▶ [Written request]: Sort through the entries below and pull out lines containing the word "Autostrada".

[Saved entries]
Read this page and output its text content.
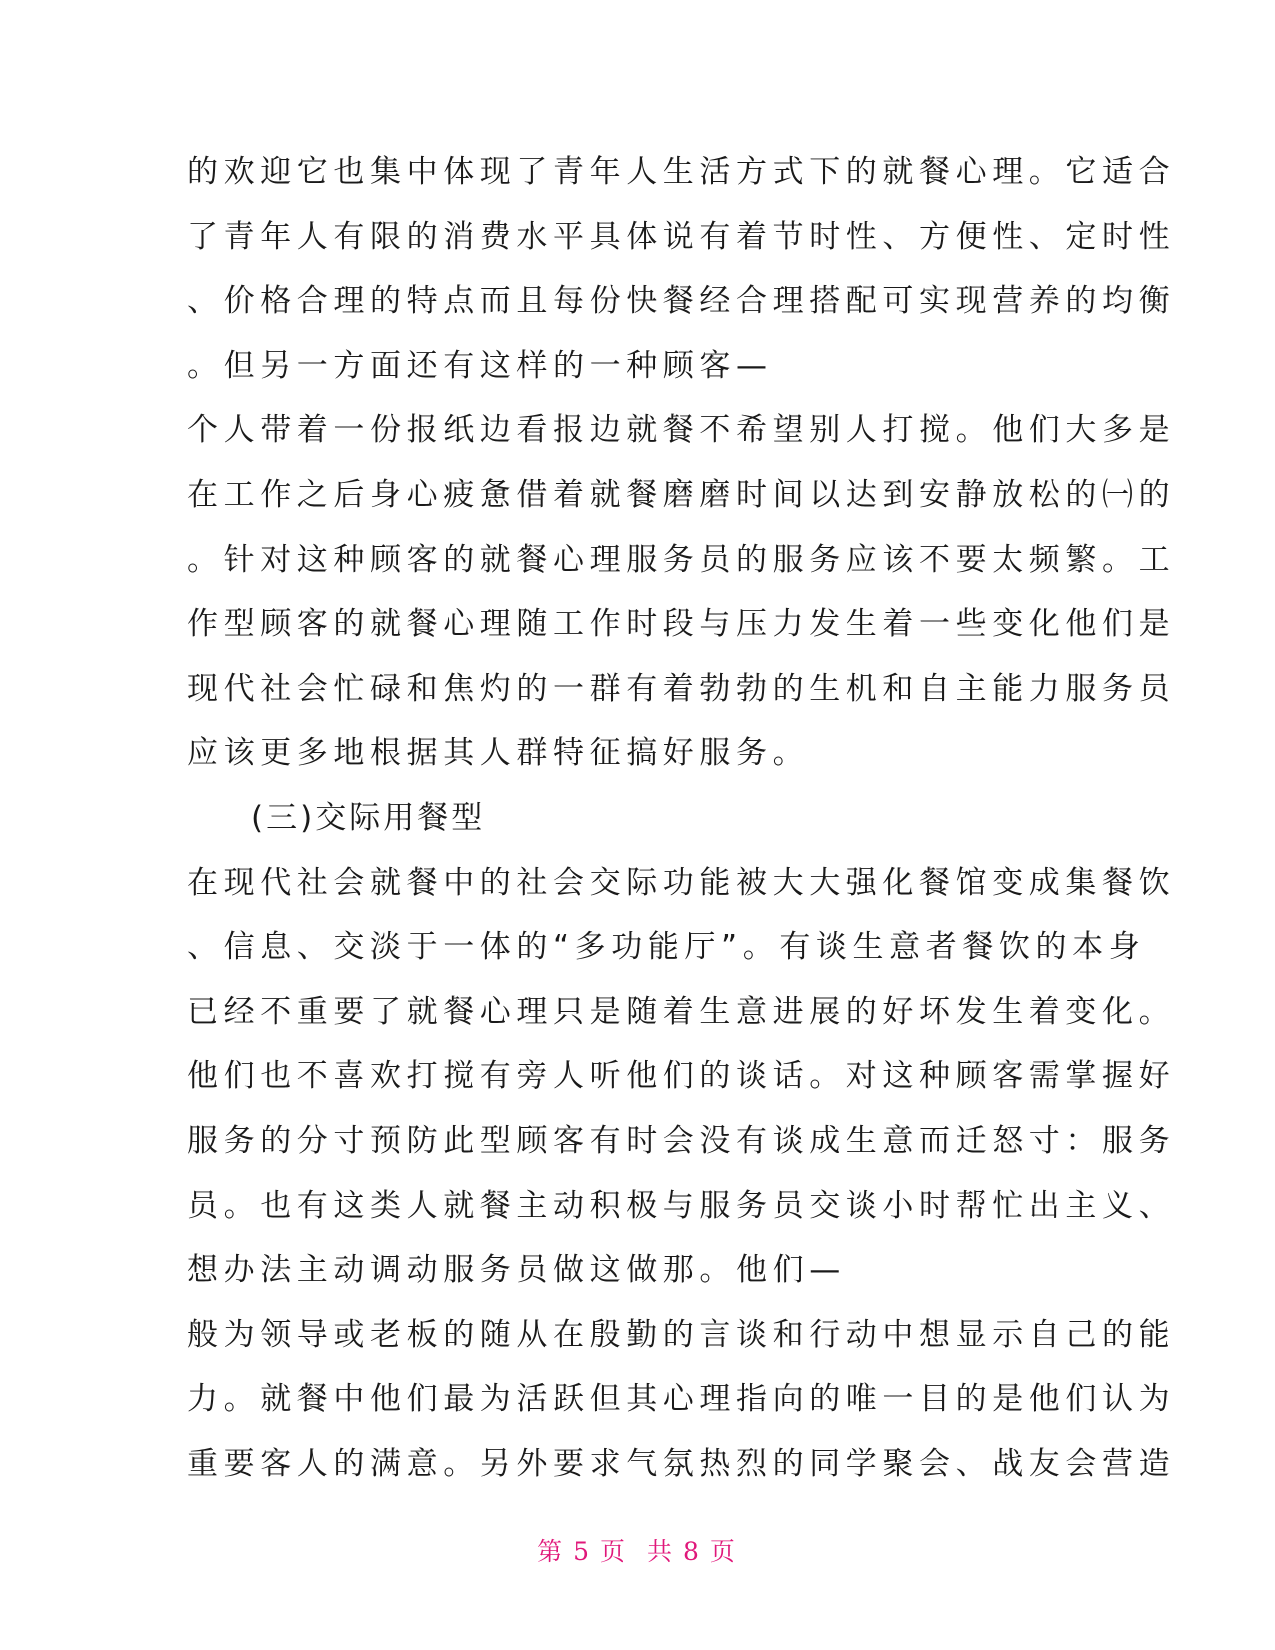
的欢迎它也集中体现了青年人生活方式下的就餐心理。它适合
了青年人有限的消费水平具体说有着节时性、方便性、定时性
、价格合理的特点而且每份快餐经合理搭配可实现营养的均衡
。但另一方面还有这样的一种顾客—
个人带着一份报纸边看报边就餐不希望别人打搅。他们大多是
在工作之后身心疲惫借着就餐磨磨时间以达到安静放松的㈠的
。针对这种顾客的就餐心理服务员的服务应该不要太频繁。工
作型顾客的就餐心理随工作时段与压力发生着一些变化他们是
现代社会忙碌和焦灼的一群有着勃勃的生机和自主能力服务员
应该更多地根据其人群特征搞好服务。
(三)交际用餐型
在现代社会就餐中的社会交际功能被大大强化餐馆变成集餐饮
、信息、交淡于一体的“多功能厅”。有谈生意者餐饮的本身
已经不重要了就餐心理只是随着生意进展的好坏发生着变化。
他们也不喜欢打搅有旁人听他们的谈话。对这种顾客需掌握好
服务的分寸预防此型顾客有时会没有谈成生意而迁怒寸：服务
员。也有这类人就餐主动积极与服务员交谈小时帮忙出主义、
想办法主动调动服务员做这做那。他们—
般为领导或老板的随从在殷勤的言谈和行动中想显示自己的能
力。就餐中他们最为活跃但其心理指向的唯一目的是他们认为
重要客人的满意。另外要求气氛热烈的同学聚会、战友会营造
第 5 页 共 8 页
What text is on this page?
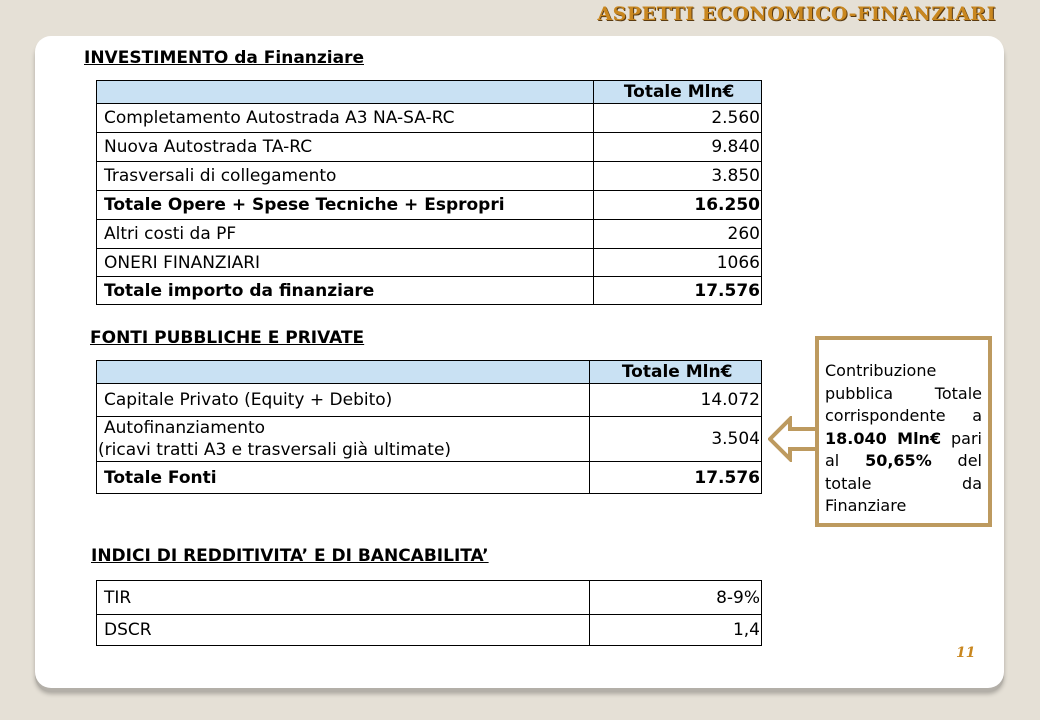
ASPETTI ECONOMICO-FINANZIARI
INVESTIMENTO da Finanziare
	Totale Mln€
Completamento Autostrada A3 NA-SA-RC	2.560
Nuova Autostrada TA-RC	9.840
Trasversali di collegamento	3.850
Totale Opere + Spese Tecniche + Espropri	16.250
Altri costi da PF	260
ONERI FINANZIARI	1066
Totale importo da finanziare	17.576
FONTI PUBBLICHE E PRIVATE
	Totale Mln€
Capitale Privato (Equity + Debito)	14.072

Autofinanziamento
(ricavi tratti A3 e trasversali già ultimate)	3.504
Totale Fonti	17.576
INDICI DI REDDITIVITA’ E DI BANCABILITA’
TIR	8-9%
DSCR	1,4

Contribuzione pubblica Totale corrispondente a 18.040 Mln€ pari al 50,65% del totale da Finanziare

11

▶ [Solution to the problem]:
Completamento Autostrada A3 NA-SA-RC	2.560
Nuova Autostrada TA-RC	9.840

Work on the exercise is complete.